* **Material for this exercise**:
-- -- --

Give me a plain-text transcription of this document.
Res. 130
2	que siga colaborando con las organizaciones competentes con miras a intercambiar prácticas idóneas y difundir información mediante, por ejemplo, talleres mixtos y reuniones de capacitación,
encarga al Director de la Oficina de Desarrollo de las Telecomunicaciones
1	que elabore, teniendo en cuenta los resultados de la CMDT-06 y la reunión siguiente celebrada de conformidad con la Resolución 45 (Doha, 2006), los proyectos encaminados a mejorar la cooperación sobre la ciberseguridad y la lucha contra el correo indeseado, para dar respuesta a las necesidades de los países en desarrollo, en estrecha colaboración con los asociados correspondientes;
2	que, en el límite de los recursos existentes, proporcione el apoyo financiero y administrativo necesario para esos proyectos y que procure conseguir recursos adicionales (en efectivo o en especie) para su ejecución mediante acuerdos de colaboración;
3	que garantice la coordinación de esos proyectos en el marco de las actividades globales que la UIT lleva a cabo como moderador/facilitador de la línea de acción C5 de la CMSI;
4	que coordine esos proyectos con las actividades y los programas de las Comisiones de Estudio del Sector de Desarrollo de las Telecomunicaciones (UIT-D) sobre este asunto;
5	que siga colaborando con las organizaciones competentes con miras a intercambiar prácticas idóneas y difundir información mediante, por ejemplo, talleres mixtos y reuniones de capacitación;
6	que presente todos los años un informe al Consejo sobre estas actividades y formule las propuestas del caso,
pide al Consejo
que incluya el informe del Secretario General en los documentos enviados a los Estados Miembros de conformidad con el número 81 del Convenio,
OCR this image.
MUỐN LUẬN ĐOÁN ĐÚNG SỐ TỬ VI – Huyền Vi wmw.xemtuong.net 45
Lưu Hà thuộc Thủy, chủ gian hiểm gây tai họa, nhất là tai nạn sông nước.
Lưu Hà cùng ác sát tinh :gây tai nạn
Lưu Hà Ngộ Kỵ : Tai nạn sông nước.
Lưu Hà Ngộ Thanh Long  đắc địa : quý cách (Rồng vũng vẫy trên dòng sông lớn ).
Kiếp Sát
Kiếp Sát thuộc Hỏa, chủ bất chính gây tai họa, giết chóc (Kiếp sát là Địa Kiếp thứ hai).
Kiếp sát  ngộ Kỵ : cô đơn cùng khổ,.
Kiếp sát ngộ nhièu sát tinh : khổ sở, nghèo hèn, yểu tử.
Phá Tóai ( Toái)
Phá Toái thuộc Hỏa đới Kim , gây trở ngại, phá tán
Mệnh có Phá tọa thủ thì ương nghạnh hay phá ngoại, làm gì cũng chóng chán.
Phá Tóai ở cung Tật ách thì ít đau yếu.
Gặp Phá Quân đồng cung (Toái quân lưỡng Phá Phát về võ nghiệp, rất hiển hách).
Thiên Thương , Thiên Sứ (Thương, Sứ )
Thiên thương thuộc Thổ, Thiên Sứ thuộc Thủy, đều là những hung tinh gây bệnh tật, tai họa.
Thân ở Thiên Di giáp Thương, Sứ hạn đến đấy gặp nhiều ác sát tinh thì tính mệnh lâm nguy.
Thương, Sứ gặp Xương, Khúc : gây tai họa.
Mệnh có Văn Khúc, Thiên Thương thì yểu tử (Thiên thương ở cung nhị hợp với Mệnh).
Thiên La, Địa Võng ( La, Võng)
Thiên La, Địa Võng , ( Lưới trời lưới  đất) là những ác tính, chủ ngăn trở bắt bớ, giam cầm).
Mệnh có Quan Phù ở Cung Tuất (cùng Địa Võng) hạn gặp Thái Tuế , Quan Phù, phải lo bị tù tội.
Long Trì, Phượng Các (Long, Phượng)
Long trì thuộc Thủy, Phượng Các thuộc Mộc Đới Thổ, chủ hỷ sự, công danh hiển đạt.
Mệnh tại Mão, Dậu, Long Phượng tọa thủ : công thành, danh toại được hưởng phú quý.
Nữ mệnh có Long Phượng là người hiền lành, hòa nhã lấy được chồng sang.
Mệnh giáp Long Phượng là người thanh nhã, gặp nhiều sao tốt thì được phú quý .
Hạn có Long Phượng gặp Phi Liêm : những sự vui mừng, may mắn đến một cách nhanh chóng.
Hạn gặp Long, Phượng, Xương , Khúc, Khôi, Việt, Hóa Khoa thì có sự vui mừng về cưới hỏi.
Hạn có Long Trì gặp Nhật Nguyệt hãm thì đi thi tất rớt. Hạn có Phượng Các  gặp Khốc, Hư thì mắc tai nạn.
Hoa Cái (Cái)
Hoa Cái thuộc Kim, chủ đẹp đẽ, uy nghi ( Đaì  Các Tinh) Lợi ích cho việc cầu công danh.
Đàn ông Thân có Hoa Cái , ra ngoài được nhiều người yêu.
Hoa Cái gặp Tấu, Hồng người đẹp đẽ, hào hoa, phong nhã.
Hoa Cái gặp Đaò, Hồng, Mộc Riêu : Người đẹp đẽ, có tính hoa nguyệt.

-- -- --

Extract all lines of the records above that include "competentes".

2	que siga colaborando con las organizaciones competentes con miras a intercambiar prácticas idóneas y difundir información mediante, por ejemplo, talleres mixtos y reuniones de capacitación,
5	que siga colaborando con las organizaciones competentes con miras a intercambiar prácticas idóneas y difundir información mediante, por ejemplo, talleres mixtos y reuniones de capacitación;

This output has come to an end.